::: Material for the task

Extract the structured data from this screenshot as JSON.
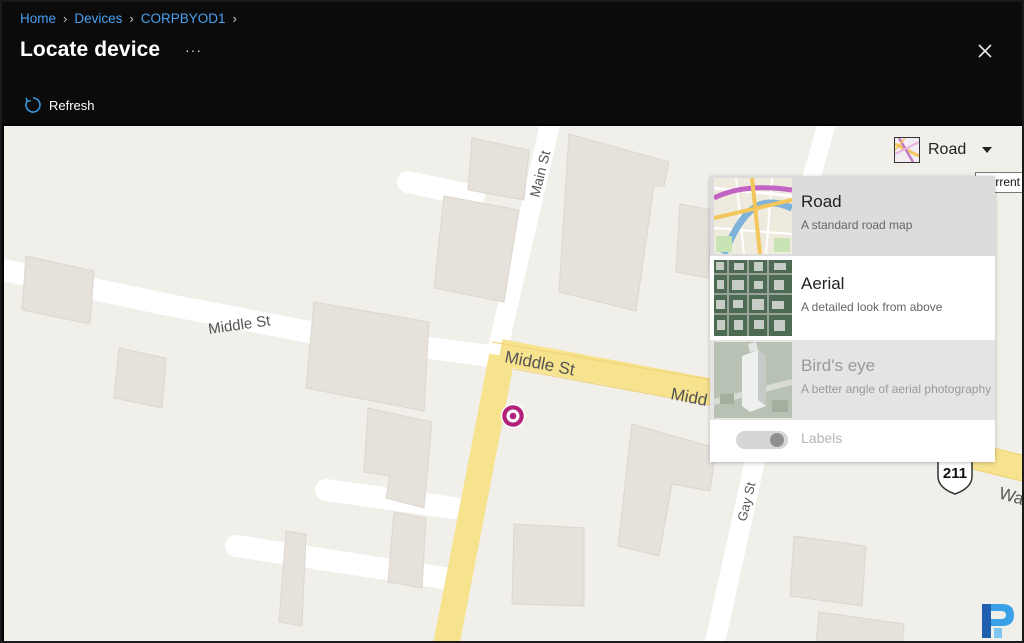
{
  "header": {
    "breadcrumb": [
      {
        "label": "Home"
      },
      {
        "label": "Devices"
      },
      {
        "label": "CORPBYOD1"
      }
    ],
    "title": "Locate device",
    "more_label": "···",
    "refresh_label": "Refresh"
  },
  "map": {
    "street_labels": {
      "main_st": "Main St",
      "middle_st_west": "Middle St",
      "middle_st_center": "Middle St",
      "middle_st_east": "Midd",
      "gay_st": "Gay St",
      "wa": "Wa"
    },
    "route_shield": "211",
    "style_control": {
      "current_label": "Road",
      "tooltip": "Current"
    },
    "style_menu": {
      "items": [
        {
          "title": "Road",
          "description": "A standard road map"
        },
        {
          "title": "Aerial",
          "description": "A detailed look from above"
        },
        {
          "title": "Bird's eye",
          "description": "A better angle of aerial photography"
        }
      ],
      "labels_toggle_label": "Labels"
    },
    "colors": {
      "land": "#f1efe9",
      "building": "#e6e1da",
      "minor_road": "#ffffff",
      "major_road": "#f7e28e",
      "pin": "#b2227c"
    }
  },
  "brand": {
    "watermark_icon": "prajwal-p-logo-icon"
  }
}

::::::
::: Material for the task

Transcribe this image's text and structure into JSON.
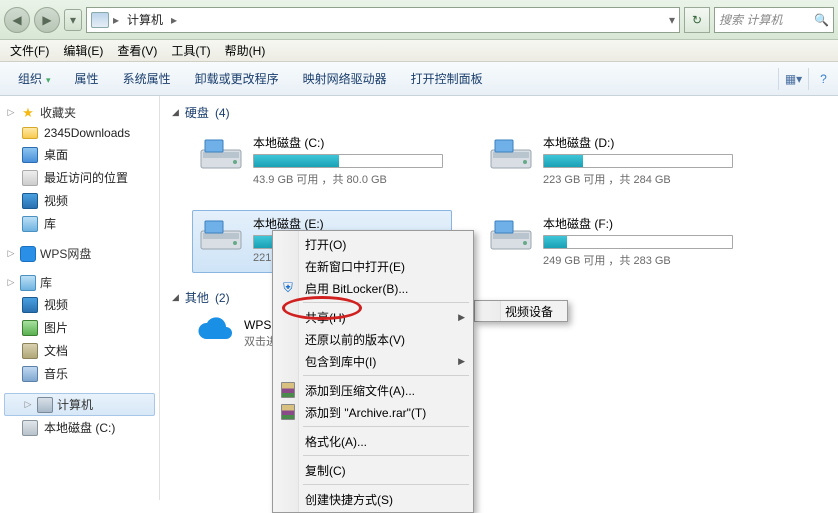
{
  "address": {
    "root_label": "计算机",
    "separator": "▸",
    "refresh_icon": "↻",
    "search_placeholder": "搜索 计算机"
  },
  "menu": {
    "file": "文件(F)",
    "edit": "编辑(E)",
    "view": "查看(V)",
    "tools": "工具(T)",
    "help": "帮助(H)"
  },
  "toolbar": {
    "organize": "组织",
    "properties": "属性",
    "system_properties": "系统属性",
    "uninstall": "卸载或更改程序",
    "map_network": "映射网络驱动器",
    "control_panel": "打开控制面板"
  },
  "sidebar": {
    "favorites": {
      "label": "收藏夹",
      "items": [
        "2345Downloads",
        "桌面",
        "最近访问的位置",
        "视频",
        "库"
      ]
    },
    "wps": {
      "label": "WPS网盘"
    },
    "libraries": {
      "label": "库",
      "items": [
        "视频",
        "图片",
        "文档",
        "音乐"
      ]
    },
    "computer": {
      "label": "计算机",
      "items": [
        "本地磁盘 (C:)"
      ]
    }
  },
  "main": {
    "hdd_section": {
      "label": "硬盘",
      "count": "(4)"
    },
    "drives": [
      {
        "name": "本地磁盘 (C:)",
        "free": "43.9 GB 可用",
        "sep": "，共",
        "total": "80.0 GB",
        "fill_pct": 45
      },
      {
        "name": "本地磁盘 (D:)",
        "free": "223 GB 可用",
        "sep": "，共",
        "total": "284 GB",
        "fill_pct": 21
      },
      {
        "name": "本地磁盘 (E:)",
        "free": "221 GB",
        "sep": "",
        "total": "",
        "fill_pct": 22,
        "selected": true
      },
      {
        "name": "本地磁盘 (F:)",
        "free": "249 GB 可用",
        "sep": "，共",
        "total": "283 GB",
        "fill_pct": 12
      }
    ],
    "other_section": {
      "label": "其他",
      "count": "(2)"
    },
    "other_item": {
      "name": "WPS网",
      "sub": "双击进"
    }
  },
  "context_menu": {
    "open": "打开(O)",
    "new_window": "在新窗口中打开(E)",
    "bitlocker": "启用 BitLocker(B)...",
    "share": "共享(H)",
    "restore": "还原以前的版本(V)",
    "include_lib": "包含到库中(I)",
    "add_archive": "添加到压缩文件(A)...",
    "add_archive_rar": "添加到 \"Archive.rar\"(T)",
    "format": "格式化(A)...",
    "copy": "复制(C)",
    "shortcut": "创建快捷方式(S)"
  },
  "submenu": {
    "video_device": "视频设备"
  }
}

::::::

Aim of the exercise:
Determine the number of lines where the string "description" occurs, and give that number only.

Result below:
3